*Task objective*:
Without changing a character, return the entries, but not the images they hold.

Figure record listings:
============================================================
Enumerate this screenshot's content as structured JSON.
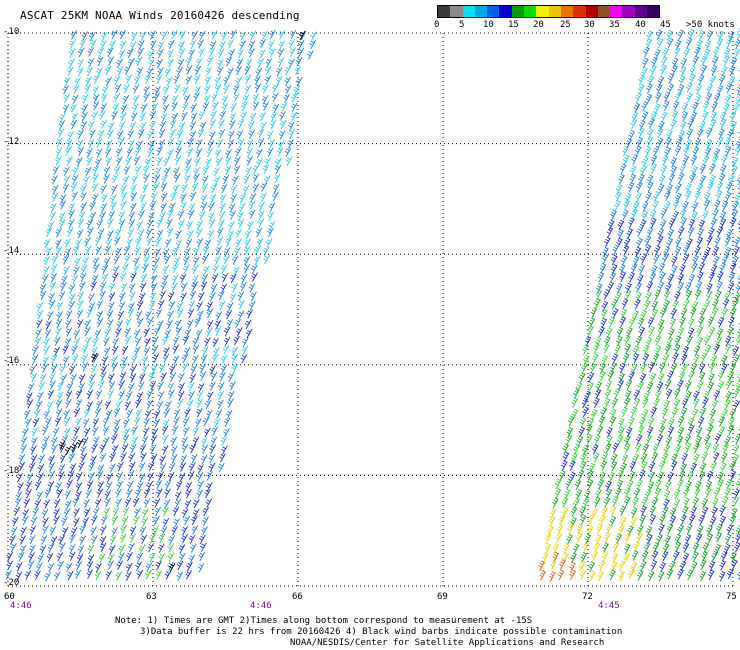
{
  "title": "ASCAT 25KM NOAA Winds 20160426 descending",
  "legend": {
    "labels": [
      "0",
      "5",
      "10",
      "15",
      "20",
      "25",
      "30",
      "35",
      "40",
      "45",
      ">50 knots"
    ],
    "colors": [
      "#3a3a3a",
      "#8a8a8a",
      "#00e0f0",
      "#00a8f0",
      "#0060f0",
      "#0000d0",
      "#00a000",
      "#00e000",
      "#f0f000",
      "#f0c000",
      "#f07000",
      "#e03000",
      "#b00000",
      "#905020",
      "#f000f0",
      "#a000c0",
      "#600090",
      "#300060"
    ]
  },
  "map": {
    "lat_labels": [
      "-10",
      "-12",
      "-14",
      "-16",
      "-18",
      "-20"
    ],
    "lon_labels": [
      "60",
      "63",
      "66",
      "69",
      "72",
      "75"
    ],
    "time_labels": [
      "4:46",
      "4:46",
      "4:45"
    ],
    "wind_colors": {
      "light": "#22c8e8",
      "moderate": "#1a7fe0",
      "strong": "#1a2fd0",
      "fresh": "#10a020",
      "gale": "#30d030",
      "storm": "#e8d000",
      "severe": "#e06010",
      "contaminated": "#000000"
    },
    "swath_west_lon_range": [
      60,
      66
    ],
    "swath_east_lon_range": [
      70.5,
      75
    ]
  },
  "notes": [
    "Note: 1) Times are GMT 2)Times along bottom correspond to measurement at -15S",
    "3)Data buffer is 22 hrs from 20160426 4) Black wind barbs indicate possible contamination",
    "NOAA/NESDIS/Center for Satellite Applications and Research"
  ]
}
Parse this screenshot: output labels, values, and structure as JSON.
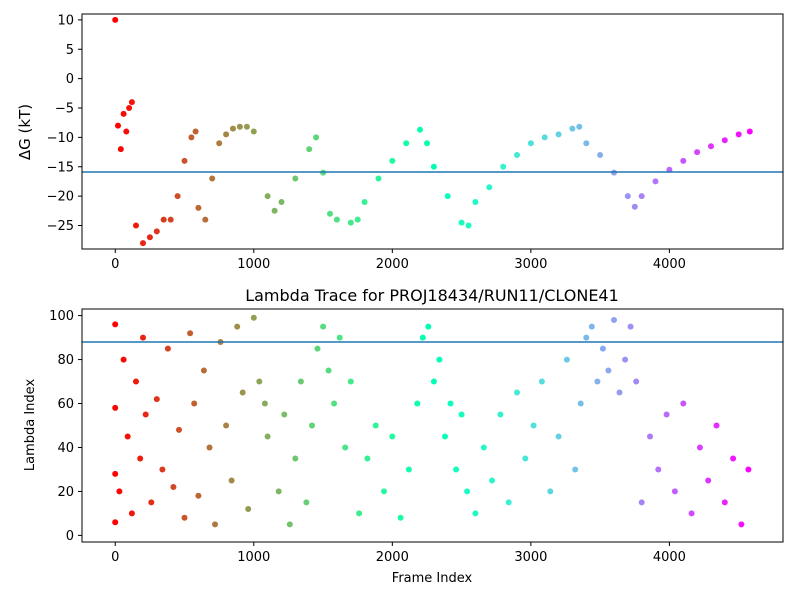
============================================================
*Full solution*:
Enumerate this screenshot's content as structured JSON.
{
  "title": "ASCAT 25KM NOAA Winds 20160426 descending",
  "legend": {
    "labels": [
      "0",
      "5",
      "10",
      "15",
      "20",
      "25",
      "30",
      "35",
      "40",
      "45",
      ">50 knots"
    ],
    "colors": [
      "#3a3a3a",
      "#8a8a8a",
      "#00e0f0",
      "#00a8f0",
      "#0060f0",
      "#0000d0",
      "#00a000",
      "#00e000",
      "#f0f000",
      "#f0c000",
      "#f07000",
      "#e03000",
      "#b00000",
      "#905020",
      "#f000f0",
      "#a000c0",
      "#600090",
      "#300060"
    ]
  },
  "map": {
    "lat_labels": [
      "-10",
      "-12",
      "-14",
      "-16",
      "-18",
      "-20"
    ],
    "lon_labels": [
      "60",
      "63",
      "66",
      "69",
      "72",
      "75"
    ],
    "time_labels": [
      "4:46",
      "4:46",
      "4:45"
    ],
    "wind_colors": {
      "light": "#22c8e8",
      "moderate": "#1a7fe0",
      "strong": "#1a2fd0",
      "fresh": "#10a020",
      "gale": "#30d030",
      "storm": "#e8d000",
      "severe": "#e06010",
      "contaminated": "#000000"
    },
    "swath_west_lon_range": [
      60,
      66
    ],
    "swath_east_lon_range": [
      70.5,
      75
    ]
  },
  "notes": [
    "Note: 1) Times are GMT 2)Times along bottom correspond to measurement at -15S",
    "3)Data buffer is 22 hrs from 20160426 4) Black wind barbs indicate possible contamination",
    "NOAA/NESDIS/Center for Satellite Applications and Research"
  ]
}
Parse this screenshot: output labels, values, and structure as JSON.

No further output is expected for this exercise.